(課題 1):
政策とデータ分析についての原文にある「もし専門家が期待するようにデータ分析が税金の無駄遣いを減らすことに役立つのであれば、おおいに結構なことです。」という一文を英語に訳してください。
(課題 2):
政策とデータ分析についての原文を、最後の文に続けて書き進めてください。

政府の政策担当者はこれまで、どれだけの予算を自分の部署の政策に支出できたかという「支出の大きさ」を主眼に政策形成をしてきました。いまさらながらそれをやめ、政策がどれだけの効果を生み出したかという「政策効果の大きさ」を物差しとして政策立案を行おうというわけです。
統計学を駆使したデータ分析には、たしかに興味深いものがあります。2008年、リーマン・ショックに襲われた米政府は景気を刺激する政策として、低燃費車を高燃費車に買い替えたら約40万円の補助金を与える「ぽんこつ車買い替え支援プログラム」を行いました。
この政策について、車販売数の推移を分析した米国の経済学者は「一時的に駆け込み需要を生んだだけで、結果的には需要の総計を増加させはしなかった」と結論づけたそうです。経済学者の伊藤公一朗氏は著書『データ分析の力』で、日本のエコポイント政策についても米国と同様のデータを収集して分析を行うことは可能なはずだと指摘します。
もし専門家が期待するようにデータ分析が税金の無駄遣いを減らすことに役立つのであれば、おおいに結構なことです。実際、海外ではデータ分析の結果を一つの根拠として学校でパソコン無償給付が停止された例などもあるそうです。

(データ欄):

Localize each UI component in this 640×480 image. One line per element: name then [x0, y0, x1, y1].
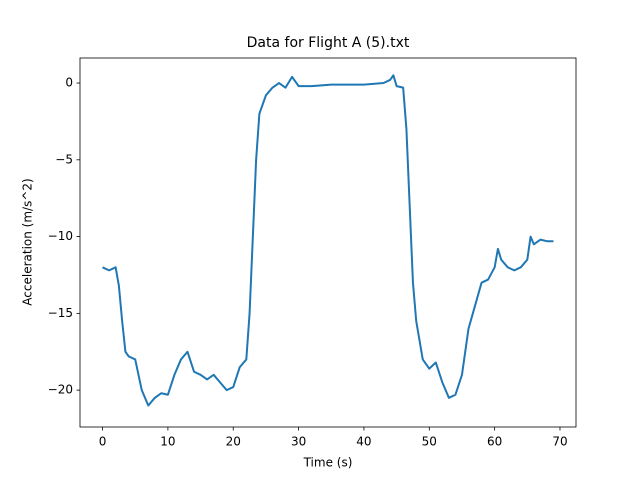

(正答 1):
If data analysis helps reduce the wasteful spending of tax money, as experts expect, that would be a very good thing.

(正答 2):
しかし、長い目で無駄減らしに役立つかといえば、懐疑的にならざるをえません。データ分析の専門家が重要なことを見落としているからです。それは政府を動かす政治家たちは欲望をもつ生身の人間であり、自分の利益にならないことはやらないという事実です。
データ分析の結果、ある政策に効果がないと言われても、政治家は自分の利益になる政策であれば、あれこれ言い訳をつくってやめないでしょう。あるいは、やめる代わりに別の新しい政策をより大きな規模でやるでしょう。それは政治家と親しい一部の専門家が不十分な検証のままお墨付きを与えた政策かもしれません。
かつて米ジャーナリストのH・L・メンケンは、政治家にとって最大の関心事は「役得にありつくこと」だと喝破しました。政策の決定権を握る政治家たちが聖人君子でない以上、証拠に基づく政策立案には限界があり、悪用される恐れさえあります。(2017/11/30)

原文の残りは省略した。